§ Entries

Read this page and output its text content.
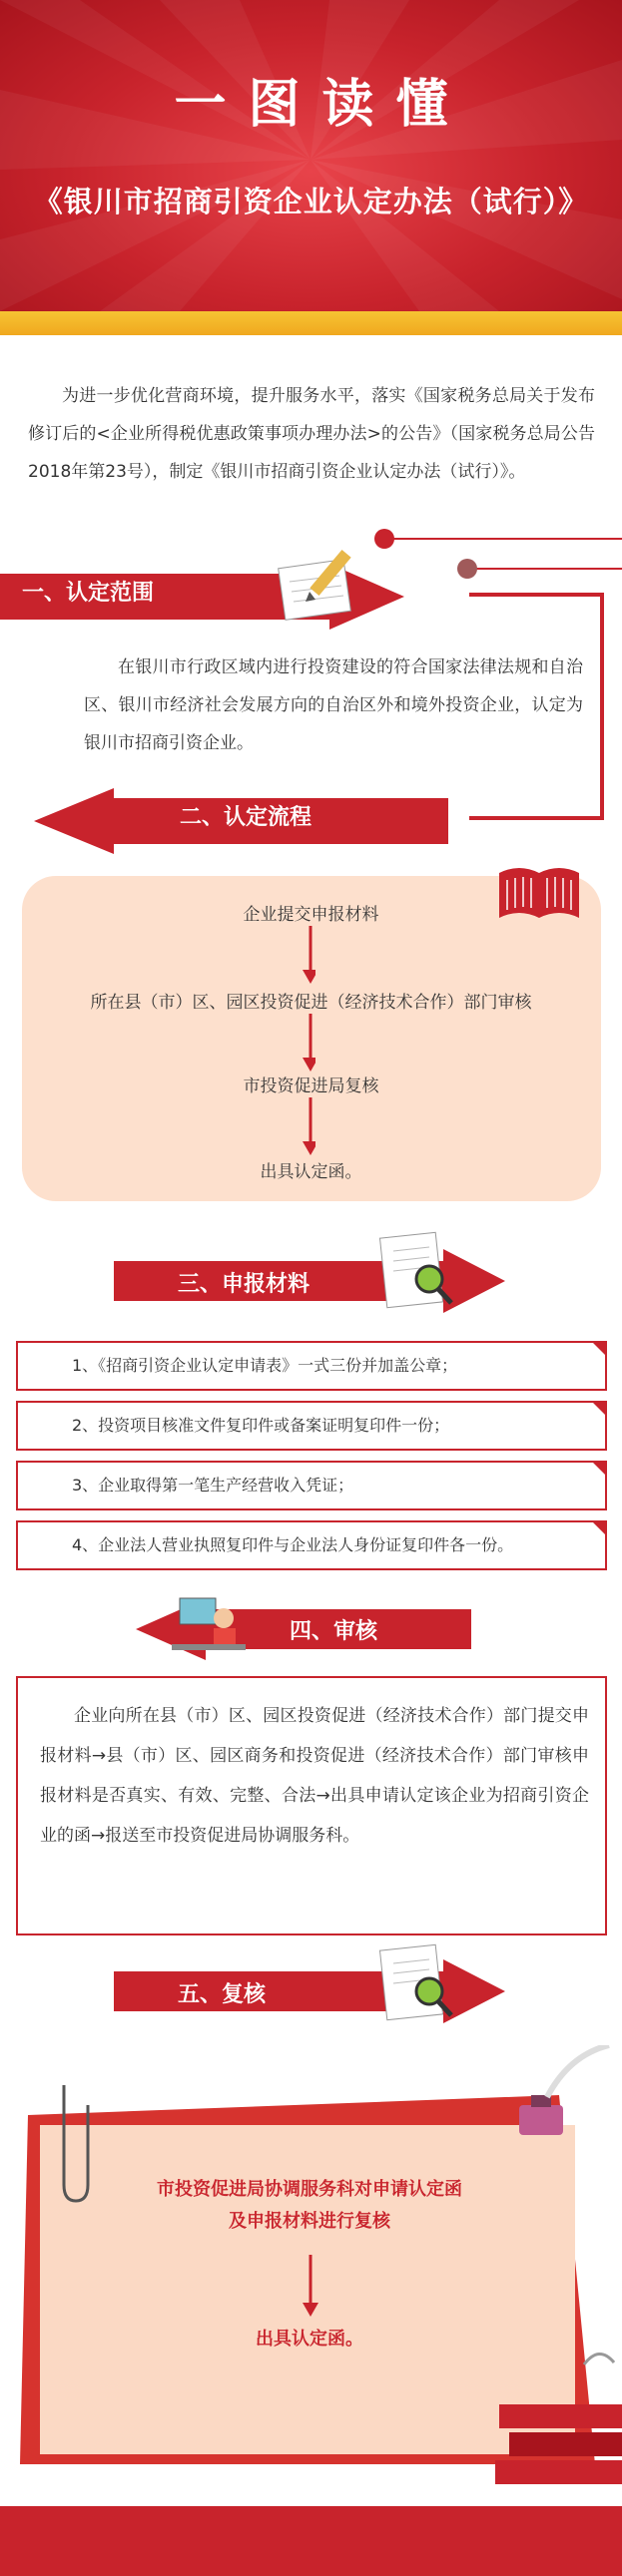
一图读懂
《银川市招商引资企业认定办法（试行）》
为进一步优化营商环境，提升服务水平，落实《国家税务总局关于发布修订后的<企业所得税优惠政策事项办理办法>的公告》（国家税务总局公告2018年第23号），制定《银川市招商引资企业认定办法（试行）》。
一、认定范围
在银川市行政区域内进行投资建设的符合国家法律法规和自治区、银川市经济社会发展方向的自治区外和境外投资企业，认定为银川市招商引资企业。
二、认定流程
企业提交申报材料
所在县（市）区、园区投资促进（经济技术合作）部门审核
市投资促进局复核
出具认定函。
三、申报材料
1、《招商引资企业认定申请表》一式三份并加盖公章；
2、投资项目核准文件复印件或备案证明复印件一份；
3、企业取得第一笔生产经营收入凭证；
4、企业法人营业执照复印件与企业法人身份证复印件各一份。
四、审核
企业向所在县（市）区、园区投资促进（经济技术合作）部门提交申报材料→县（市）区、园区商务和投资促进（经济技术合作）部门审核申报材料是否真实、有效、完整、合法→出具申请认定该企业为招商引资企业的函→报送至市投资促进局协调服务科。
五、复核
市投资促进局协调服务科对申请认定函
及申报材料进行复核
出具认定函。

§ Given instruction
Skip the pictures and transcribe the rest of the records exactly.

§ Expected output
Read this page and output its text content.
一图读懂
《银川市招商引资企业认定办法（试行）》
为进一步优化营商环境，提升服务水平，落实《国家税务总局关于发布修订后的<企业所得税优惠政策事项办理办法>的公告》（国家税务总局公告2018年第23号），制定《银川市招商引资企业认定办法（试行）》。
一、认定范围
在银川市行政区域内进行投资建设的符合国家法律法规和自治区、银川市经济社会发展方向的自治区外和境外投资企业，认定为银川市招商引资企业。
二、认定流程
企业提交申报材料
所在县（市）区、园区投资促进（经济技术合作）部门审核
市投资促进局复核
出具认定函。
三、申报材料
1、《招商引资企业认定申请表》一式三份并加盖公章；
2、投资项目核准文件复印件或备案证明复印件一份；
3、企业取得第一笔生产经营收入凭证；
4、企业法人营业执照复印件与企业法人身份证复印件各一份。
四、审核
企业向所在县（市）区、园区投资促进（经济技术合作）部门提交申报材料→县（市）区、园区商务和投资促进（经济技术合作）部门审核申报材料是否真实、有效、完整、合法→出具申请认定该企业为招商引资企业的函→报送至市投资促进局协调服务科。
五、复核
市投资促进局协调服务科对申请认定函
及申报材料进行复核
出具认定函。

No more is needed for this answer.